Problem description ::
Every record below is to be retyped exactly.

[Start Dataset entries]

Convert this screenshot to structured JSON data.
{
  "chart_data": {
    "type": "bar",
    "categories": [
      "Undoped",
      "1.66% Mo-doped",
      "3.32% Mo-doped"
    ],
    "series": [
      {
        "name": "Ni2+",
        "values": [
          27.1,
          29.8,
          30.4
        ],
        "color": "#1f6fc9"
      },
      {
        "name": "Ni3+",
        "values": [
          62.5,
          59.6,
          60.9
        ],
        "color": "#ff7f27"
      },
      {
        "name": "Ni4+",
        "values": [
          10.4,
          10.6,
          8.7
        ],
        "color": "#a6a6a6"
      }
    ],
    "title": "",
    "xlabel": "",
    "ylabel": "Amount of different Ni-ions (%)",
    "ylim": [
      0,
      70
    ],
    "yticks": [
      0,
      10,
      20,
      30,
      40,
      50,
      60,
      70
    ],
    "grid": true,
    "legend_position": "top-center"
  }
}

[End Dataset entries]

The response ::
Convert this screenshot to structured JSON data.
{
  "chart_data": {
    "type": "bar",
    "categories": [
      "Undoped",
      "1.66% Mo-doped",
      "3.32% Mo-doped"
    ],
    "series": [
      {
        "name": "Ni2+",
        "values": [
          27.1,
          29.8,
          30.4
        ],
        "color": "#1f6fc9"
      },
      {
        "name": "Ni3+",
        "values": [
          62.5,
          59.6,
          60.9
        ],
        "color": "#ff7f27"
      },
      {
        "name": "Ni4+",
        "values": [
          10.4,
          10.6,
          8.7
        ],
        "color": "#a6a6a6"
      }
    ],
    "title": "",
    "xlabel": "",
    "ylabel": "Amount of different Ni-ions (%)",
    "ylim": [
      0,
      70
    ],
    "yticks": [
      0,
      10,
      20,
      30,
      40,
      50,
      60,
      70
    ],
    "grid": true,
    "legend_position": "top-center"
  }
}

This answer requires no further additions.